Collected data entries
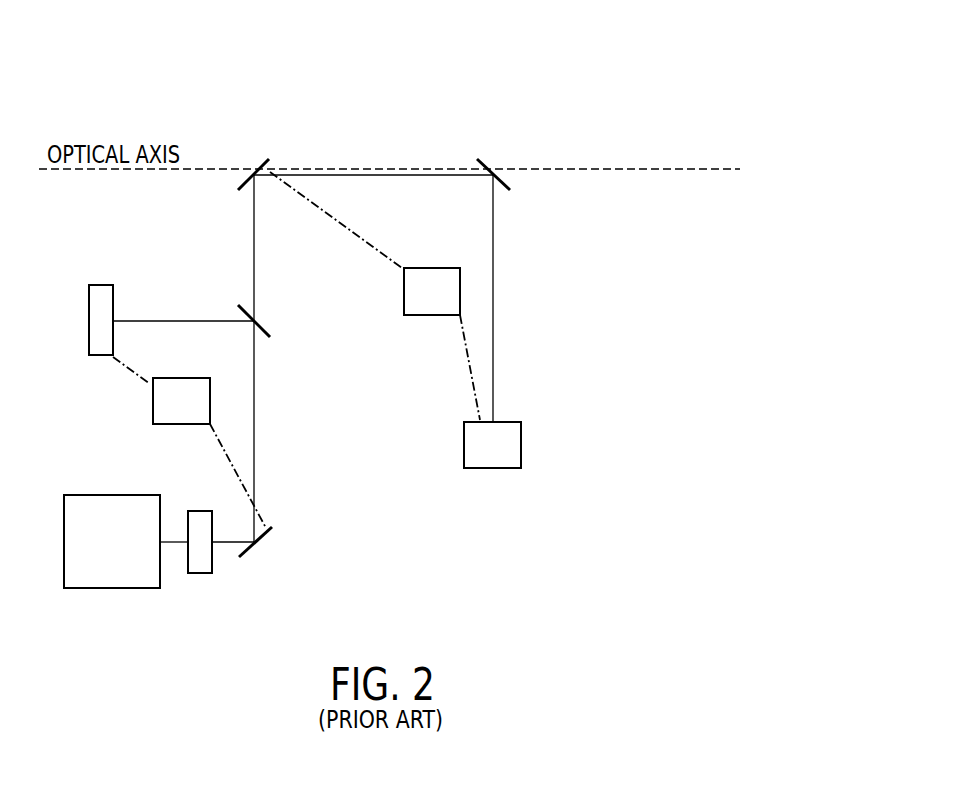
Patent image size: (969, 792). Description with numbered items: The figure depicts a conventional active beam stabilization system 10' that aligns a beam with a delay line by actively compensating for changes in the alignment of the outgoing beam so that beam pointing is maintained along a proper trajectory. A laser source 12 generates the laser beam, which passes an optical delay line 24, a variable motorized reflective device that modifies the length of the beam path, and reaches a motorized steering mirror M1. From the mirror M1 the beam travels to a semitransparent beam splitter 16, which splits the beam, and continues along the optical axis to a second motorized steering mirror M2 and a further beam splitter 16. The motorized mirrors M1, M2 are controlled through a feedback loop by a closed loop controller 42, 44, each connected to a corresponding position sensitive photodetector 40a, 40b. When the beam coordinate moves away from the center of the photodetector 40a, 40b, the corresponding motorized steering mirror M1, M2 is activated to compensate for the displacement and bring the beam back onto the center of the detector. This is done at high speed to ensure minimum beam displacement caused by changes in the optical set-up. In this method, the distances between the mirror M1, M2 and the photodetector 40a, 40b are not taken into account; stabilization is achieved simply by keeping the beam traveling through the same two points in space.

The active beam stabilization system 10' is at (74, 68).
The laser source 12 is at (64, 540).
The optical delay line 24 is at (205, 590).
The semitransparent beam splitter 16 is at (486, 165).
The motorized steering mirror M1 is at (268, 547).
The motorized steering mirror M2 is at (237, 178).
The position sensitive photodetector 40a is at (89, 322).
The position sensitive photodetector 40b is at (521, 444).
The closed loop controller 42 is at (153, 402).
The closed loop controller 44 is at (404, 292).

* [Required task]: Rewrite the listing with "conventional" replaced by "standard" and everything else unchanged. Leave the pictures out.

* [Full output]:
Patent image size: (969, 792). Description with numbered items: The figure depicts a standard active beam stabilization system 10' that aligns a beam with a delay line by actively compensating for changes in the alignment of the outgoing beam so that beam pointing is maintained along a proper trajectory. A laser source 12 generates the laser beam, which passes an optical delay line 24, a variable motorized reflective device that modifies the length of the beam path, and reaches a motorized steering mirror M1. From the mirror M1 the beam travels to a semitransparent beam splitter 16, which splits the beam, and continues along the optical axis to a second motorized steering mirror M2 and a further beam splitter 16. The motorized mirrors M1, M2 are controlled through a feedback loop by a closed loop controller 42, 44, each connected to a corresponding position sensitive photodetector 40a, 40b. When the beam coordinate moves away from the center of the photodetector 40a, 40b, the corresponding motorized steering mirror M1, M2 is activated to compensate for the displacement and bring the beam back onto the center of the detector. This is done at high speed to ensure minimum beam displacement caused by changes in the optical set-up. In this method, the distances between the mirror M1, M2 and the photodetector 40a, 40b are not taken into account; stabilization is achieved simply by keeping the beam traveling through the same two points in space.

The active beam stabilization system 10' is at (74, 68).
The laser source 12 is at (64, 540).
The optical delay line 24 is at (205, 590).
The semitransparent beam splitter 16 is at (486, 165).
The motorized steering mirror M1 is at (268, 547).
The motorized steering mirror M2 is at (237, 178).
The position sensitive photodetector 40a is at (89, 322).
The position sensitive photodetector 40b is at (521, 444).
The closed loop controller 42 is at (153, 402).
The closed loop controller 44 is at (404, 292).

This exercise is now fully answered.